## [Saved entries]
* Start *

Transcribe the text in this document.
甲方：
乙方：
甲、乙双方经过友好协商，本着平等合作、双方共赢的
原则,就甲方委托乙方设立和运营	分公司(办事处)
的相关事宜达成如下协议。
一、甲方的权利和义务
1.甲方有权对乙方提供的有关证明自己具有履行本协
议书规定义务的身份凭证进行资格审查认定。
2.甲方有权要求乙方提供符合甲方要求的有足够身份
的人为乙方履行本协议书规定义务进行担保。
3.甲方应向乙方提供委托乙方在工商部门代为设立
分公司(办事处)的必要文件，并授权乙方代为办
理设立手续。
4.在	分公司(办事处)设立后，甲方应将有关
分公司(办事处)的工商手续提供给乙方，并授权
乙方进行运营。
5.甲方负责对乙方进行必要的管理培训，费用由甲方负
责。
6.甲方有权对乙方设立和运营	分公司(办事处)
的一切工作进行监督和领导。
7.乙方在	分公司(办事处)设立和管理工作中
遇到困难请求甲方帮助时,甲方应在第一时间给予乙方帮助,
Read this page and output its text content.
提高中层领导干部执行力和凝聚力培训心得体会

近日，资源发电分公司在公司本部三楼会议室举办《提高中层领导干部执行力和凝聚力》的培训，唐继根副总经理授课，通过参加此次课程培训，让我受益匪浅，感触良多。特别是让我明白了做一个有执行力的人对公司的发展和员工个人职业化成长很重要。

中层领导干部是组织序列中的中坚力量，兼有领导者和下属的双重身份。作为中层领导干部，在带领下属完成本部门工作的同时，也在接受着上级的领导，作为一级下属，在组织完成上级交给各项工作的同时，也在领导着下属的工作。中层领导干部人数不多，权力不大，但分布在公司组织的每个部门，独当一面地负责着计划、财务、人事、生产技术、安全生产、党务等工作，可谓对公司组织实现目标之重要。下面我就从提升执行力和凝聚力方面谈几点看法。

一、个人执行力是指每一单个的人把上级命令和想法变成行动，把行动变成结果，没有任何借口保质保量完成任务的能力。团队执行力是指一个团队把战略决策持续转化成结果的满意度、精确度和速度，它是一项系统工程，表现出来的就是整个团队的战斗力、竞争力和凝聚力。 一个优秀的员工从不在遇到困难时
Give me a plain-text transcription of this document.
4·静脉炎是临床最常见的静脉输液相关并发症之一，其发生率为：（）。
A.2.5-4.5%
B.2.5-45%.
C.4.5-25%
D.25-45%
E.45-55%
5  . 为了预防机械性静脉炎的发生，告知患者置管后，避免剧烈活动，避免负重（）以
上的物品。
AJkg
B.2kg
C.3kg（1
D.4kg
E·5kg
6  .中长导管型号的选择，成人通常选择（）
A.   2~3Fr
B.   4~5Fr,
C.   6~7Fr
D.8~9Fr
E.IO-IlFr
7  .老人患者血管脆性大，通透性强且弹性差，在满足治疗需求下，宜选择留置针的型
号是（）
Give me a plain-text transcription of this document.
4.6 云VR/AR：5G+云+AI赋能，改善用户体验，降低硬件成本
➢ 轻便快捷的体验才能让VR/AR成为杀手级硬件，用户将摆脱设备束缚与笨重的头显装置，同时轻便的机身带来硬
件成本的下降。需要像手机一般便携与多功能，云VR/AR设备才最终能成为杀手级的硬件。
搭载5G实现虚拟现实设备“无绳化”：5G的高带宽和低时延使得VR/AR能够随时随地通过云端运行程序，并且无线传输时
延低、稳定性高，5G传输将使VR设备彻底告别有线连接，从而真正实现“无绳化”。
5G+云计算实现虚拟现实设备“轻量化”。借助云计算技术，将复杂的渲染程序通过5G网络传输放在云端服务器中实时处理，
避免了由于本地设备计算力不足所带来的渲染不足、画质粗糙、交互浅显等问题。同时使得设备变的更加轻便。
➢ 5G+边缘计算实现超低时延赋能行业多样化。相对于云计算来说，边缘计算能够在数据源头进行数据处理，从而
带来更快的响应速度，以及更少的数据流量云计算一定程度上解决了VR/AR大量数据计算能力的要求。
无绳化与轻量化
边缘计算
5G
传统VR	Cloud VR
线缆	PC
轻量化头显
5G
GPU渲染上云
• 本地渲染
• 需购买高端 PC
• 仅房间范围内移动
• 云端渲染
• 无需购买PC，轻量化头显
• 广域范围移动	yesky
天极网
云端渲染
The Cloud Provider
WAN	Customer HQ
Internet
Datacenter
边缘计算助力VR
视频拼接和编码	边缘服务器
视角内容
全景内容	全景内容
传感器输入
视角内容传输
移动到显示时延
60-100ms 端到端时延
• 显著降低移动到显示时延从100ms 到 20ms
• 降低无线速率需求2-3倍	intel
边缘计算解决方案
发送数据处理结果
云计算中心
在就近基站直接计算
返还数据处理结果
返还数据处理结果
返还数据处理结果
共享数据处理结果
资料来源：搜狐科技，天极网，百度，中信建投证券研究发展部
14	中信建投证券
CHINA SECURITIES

* End *

## [Work instructions]
Output the full listing exactly as it stands.

## [Completed task]
Transcribe the text in this document.
甲方：
乙方：
甲、乙双方经过友好协商，本着平等合作、双方共赢的
原则,就甲方委托乙方设立和运营	分公司(办事处)
的相关事宜达成如下协议。
一、甲方的权利和义务
1.甲方有权对乙方提供的有关证明自己具有履行本协
议书规定义务的身份凭证进行资格审查认定。
2.甲方有权要求乙方提供符合甲方要求的有足够身份
的人为乙方履行本协议书规定义务进行担保。
3.甲方应向乙方提供委托乙方在工商部门代为设立
分公司(办事处)的必要文件，并授权乙方代为办
理设立手续。
4.在	分公司(办事处)设立后，甲方应将有关
分公司(办事处)的工商手续提供给乙方，并授权
乙方进行运营。
5.甲方负责对乙方进行必要的管理培训，费用由甲方负
责。
6.甲方有权对乙方设立和运营	分公司(办事处)
的一切工作进行监督和领导。
7.乙方在	分公司(办事处)设立和管理工作中
遇到困难请求甲方帮助时,甲方应在第一时间给予乙方帮助,
Read this page and output its text content.
提高中层领导干部执行力和凝聚力培训心得体会

近日，资源发电分公司在公司本部三楼会议室举办《提高中层领导干部执行力和凝聚力》的培训，唐继根副总经理授课，通过参加此次课程培训，让我受益匪浅，感触良多。特别是让我明白了做一个有执行力的人对公司的发展和员工个人职业化成长很重要。

中层领导干部是组织序列中的中坚力量，兼有领导者和下属的双重身份。作为中层领导干部，在带领下属完成本部门工作的同时，也在接受着上级的领导，作为一级下属，在组织完成上级交给各项工作的同时，也在领导着下属的工作。中层领导干部人数不多，权力不大，但分布在公司组织的每个部门，独当一面地负责着计划、财务、人事、生产技术、安全生产、党务等工作，可谓对公司组织实现目标之重要。下面我就从提升执行力和凝聚力方面谈几点看法。

一、个人执行力是指每一单个的人把上级命令和想法变成行动，把行动变成结果，没有任何借口保质保量完成任务的能力。团队执行力是指一个团队把战略决策持续转化成结果的满意度、精确度和速度，它是一项系统工程，表现出来的就是整个团队的战斗力、竞争力和凝聚力。 一个优秀的员工从不在遇到困难时
Give me a plain-text transcription of this document.
4·静脉炎是临床最常见的静脉输液相关并发症之一，其发生率为：（）。
A.2.5-4.5%
B.2.5-45%.
C.4.5-25%
D.25-45%
E.45-55%
5  . 为了预防机械性静脉炎的发生，告知患者置管后，避免剧烈活动，避免负重（）以
上的物品。
AJkg
B.2kg
C.3kg（1
D.4kg
E·5kg
6  .中长导管型号的选择，成人通常选择（）
A.   2~3Fr
B.   4~5Fr,
C.   6~7Fr
D.8~9Fr
E.IO-IlFr
7  .老人患者血管脆性大，通透性强且弹性差，在满足治疗需求下，宜选择留置针的型
号是（）
Give me a plain-text transcription of this document.
4.6 云VR/AR：5G+云+AI赋能，改善用户体验，降低硬件成本
➢ 轻便快捷的体验才能让VR/AR成为杀手级硬件，用户将摆脱设备束缚与笨重的头显装置，同时轻便的机身带来硬
件成本的下降。需要像手机一般便携与多功能，云VR/AR设备才最终能成为杀手级的硬件。
搭载5G实现虚拟现实设备“无绳化”：5G的高带宽和低时延使得VR/AR能够随时随地通过云端运行程序，并且无线传输时
延低、稳定性高，5G传输将使VR设备彻底告别有线连接，从而真正实现“无绳化”。
5G+云计算实现虚拟现实设备“轻量化”。借助云计算技术，将复杂的渲染程序通过5G网络传输放在云端服务器中实时处理，
避免了由于本地设备计算力不足所带来的渲染不足、画质粗糙、交互浅显等问题。同时使得设备变的更加轻便。
➢ 5G+边缘计算实现超低时延赋能行业多样化。相对于云计算来说，边缘计算能够在数据源头进行数据处理，从而
带来更快的响应速度，以及更少的数据流量云计算一定程度上解决了VR/AR大量数据计算能力的要求。
无绳化与轻量化
边缘计算
5G
传统VR	Cloud VR
线缆	PC
轻量化头显
5G
GPU渲染上云
• 本地渲染
• 需购买高端 PC
• 仅房间范围内移动
• 云端渲染
• 无需购买PC，轻量化头显
• 广域范围移动	yesky
天极网
云端渲染
The Cloud Provider
WAN	Customer HQ
Internet
Datacenter
边缘计算助力VR
视频拼接和编码	边缘服务器
视角内容
全景内容	全景内容
传感器输入
视角内容传输
移动到显示时延
60-100ms 端到端时延
• 显著降低移动到显示时延从100ms 到 20ms
• 降低无线速率需求2-3倍	intel
边缘计算解决方案
发送数据处理结果
云计算中心
在就近基站直接计算
返还数据处理结果
返还数据处理结果
返还数据处理结果
共享数据处理结果
资料来源：搜狐科技，天极网，百度，中信建投证券研究发展部
14	中信建投证券
CHINA SECURITIES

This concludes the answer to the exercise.